> [Aim of the exercise]:
Would you transcribe the whole listing exactly, minus its pictures?
┌──
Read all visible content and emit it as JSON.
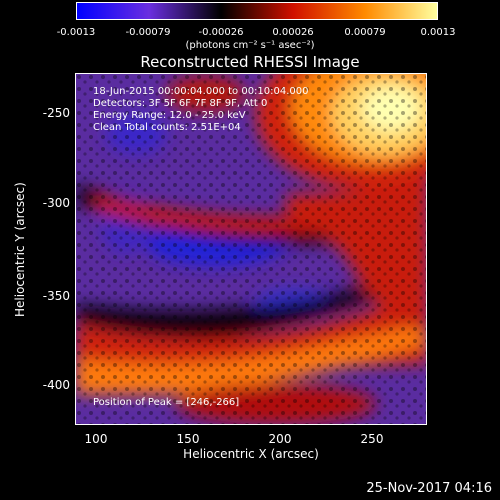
{
  "colorbar": {
    "ticks": [
      "-0.0013",
      "-0.00079",
      "-0.00026",
      "0.00026",
      "0.00079",
      "0.0013"
    ],
    "units": "(photons cm⁻² s⁻¹ asec⁻²)",
    "colors": [
      "#0000ff",
      "#6a2ee0",
      "#000000",
      "#d01000",
      "#ff8a00",
      "#ffffa0"
    ]
  },
  "title": "Reconstructed RHESSI Image",
  "info": {
    "line1": "18-Jun-2015 00:00:04.000 to 00:10:04.000",
    "line2": "Detectors: 3F 5F 6F 7F 8F 9F, Att 0",
    "line3": "Energy Range: 12.0 - 25.0 keV",
    "line4": "Clean    Total counts: 2.51E+04",
    "peak": "Position of Peak = [246,-266]"
  },
  "axes": {
    "xlabel": "Heliocentric X (arcsec)",
    "ylabel": "Heliocentric Y (arcsec)",
    "xticks": [
      "100",
      "150",
      "200",
      "250"
    ],
    "yticks": [
      "-250",
      "-300",
      "-350",
      "-400"
    ]
  },
  "timestamp": "25-Nov-2017 04:16"
}
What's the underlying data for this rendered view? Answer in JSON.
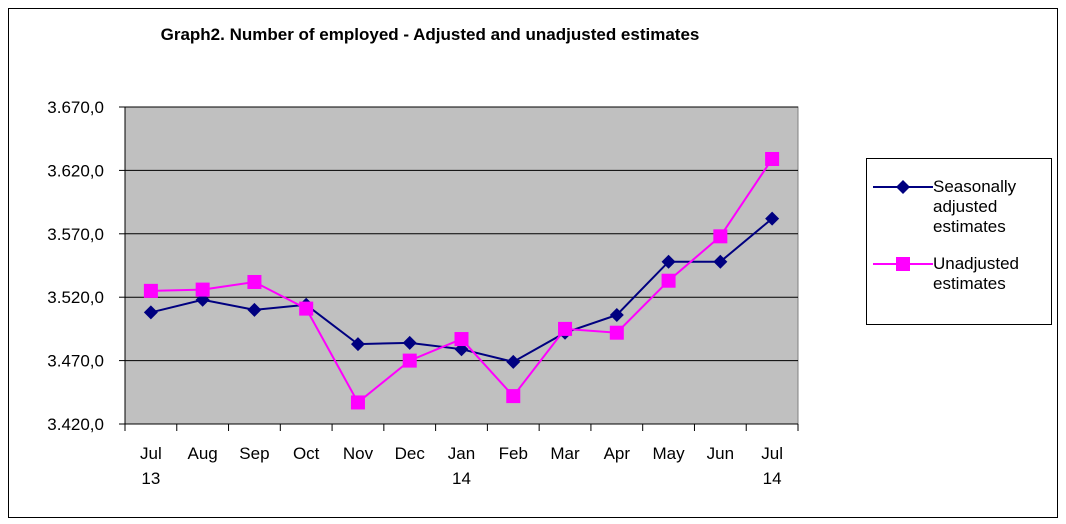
{
  "chart_data": {
    "type": "line",
    "title": "Graph2. Number of employed - Adjusted and unadjusted estimates",
    "categories": [
      [
        "Jul",
        "13"
      ],
      [
        "Aug"
      ],
      [
        "Sep"
      ],
      [
        "Oct"
      ],
      [
        "Nov"
      ],
      [
        "Dec"
      ],
      [
        "Jan",
        "14"
      ],
      [
        "Feb"
      ],
      [
        "Mar"
      ],
      [
        "Apr"
      ],
      [
        "May"
      ],
      [
        "Jun"
      ],
      [
        "Jul",
        "14"
      ]
    ],
    "series": [
      {
        "name": "Seasonally adjusted estimates",
        "color": "#000080",
        "marker": "diamond",
        "values": [
          3508,
          3518,
          3510,
          3514,
          3483,
          3484,
          3479,
          3469,
          3492,
          3506,
          3548,
          3548,
          3582
        ]
      },
      {
        "name": "Unadjusted estimates",
        "color": "#ff00ff",
        "marker": "square",
        "values": [
          3525,
          3526,
          3532,
          3511,
          3437,
          3470,
          3487,
          3442,
          3495,
          3492,
          3533,
          3568,
          3629
        ]
      }
    ],
    "ylim": [
      3420,
      3670
    ],
    "yticks": [
      {
        "value": 3420,
        "label": "3.420,0"
      },
      {
        "value": 3470,
        "label": "3.470,0"
      },
      {
        "value": 3520,
        "label": "3.520,0"
      },
      {
        "value": 3570,
        "label": "3.570,0"
      },
      {
        "value": 3620,
        "label": "3.620,0"
      },
      {
        "value": 3670,
        "label": "3.670,0"
      }
    ],
    "grid": true,
    "legend": "right"
  }
}
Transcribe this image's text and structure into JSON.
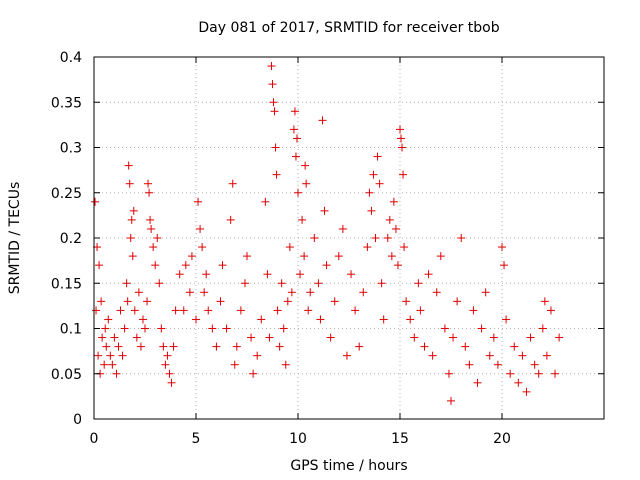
└──
> [Task solution]:
Read all visible content and emit it as JSON.
{
  "colorbar": {
    "ticks": [
      "-0.0013",
      "-0.00079",
      "-0.00026",
      "0.00026",
      "0.00079",
      "0.0013"
    ],
    "units": "(photons cm⁻² s⁻¹ asec⁻²)",
    "colors": [
      "#0000ff",
      "#6a2ee0",
      "#000000",
      "#d01000",
      "#ff8a00",
      "#ffffa0"
    ]
  },
  "title": "Reconstructed RHESSI Image",
  "info": {
    "line1": "18-Jun-2015 00:00:04.000 to 00:10:04.000",
    "line2": "Detectors: 3F 5F 6F 7F 8F 9F, Att 0",
    "line3": "Energy Range: 12.0 - 25.0 keV",
    "line4": "Clean    Total counts: 2.51E+04",
    "peak": "Position of Peak = [246,-266]"
  },
  "axes": {
    "xlabel": "Heliocentric X (arcsec)",
    "ylabel": "Heliocentric Y (arcsec)",
    "xticks": [
      "100",
      "150",
      "200",
      "250"
    ],
    "yticks": [
      "-250",
      "-300",
      "-350",
      "-400"
    ]
  },
  "timestamp": "25-Nov-2017 04:16"
}
What's the underlying data for this rendered view? Answer in JSON.
{
  "chart_data": {
    "type": "line",
    "title": "Graph2. Number of employed - Adjusted and unadjusted estimates",
    "categories": [
      [
        "Jul",
        "13"
      ],
      [
        "Aug"
      ],
      [
        "Sep"
      ],
      [
        "Oct"
      ],
      [
        "Nov"
      ],
      [
        "Dec"
      ],
      [
        "Jan",
        "14"
      ],
      [
        "Feb"
      ],
      [
        "Mar"
      ],
      [
        "Apr"
      ],
      [
        "May"
      ],
      [
        "Jun"
      ],
      [
        "Jul",
        "14"
      ]
    ],
    "series": [
      {
        "name": "Seasonally adjusted estimates",
        "color": "#000080",
        "marker": "diamond",
        "values": [
          3508,
          3518,
          3510,
          3514,
          3483,
          3484,
          3479,
          3469,
          3492,
          3506,
          3548,
          3548,
          3582
        ]
      },
      {
        "name": "Unadjusted estimates",
        "color": "#ff00ff",
        "marker": "square",
        "values": [
          3525,
          3526,
          3532,
          3511,
          3437,
          3470,
          3487,
          3442,
          3495,
          3492,
          3533,
          3568,
          3629
        ]
      }
    ],
    "ylim": [
      3420,
      3670
    ],
    "yticks": [
      {
        "value": 3420,
        "label": "3.420,0"
      },
      {
        "value": 3470,
        "label": "3.470,0"
      },
      {
        "value": 3520,
        "label": "3.520,0"
      },
      {
        "value": 3570,
        "label": "3.570,0"
      },
      {
        "value": 3620,
        "label": "3.620,0"
      },
      {
        "value": 3670,
        "label": "3.670,0"
      }
    ],
    "grid": true,
    "legend": "right"
  }
}
Transcribe this image's text and structure into JSON.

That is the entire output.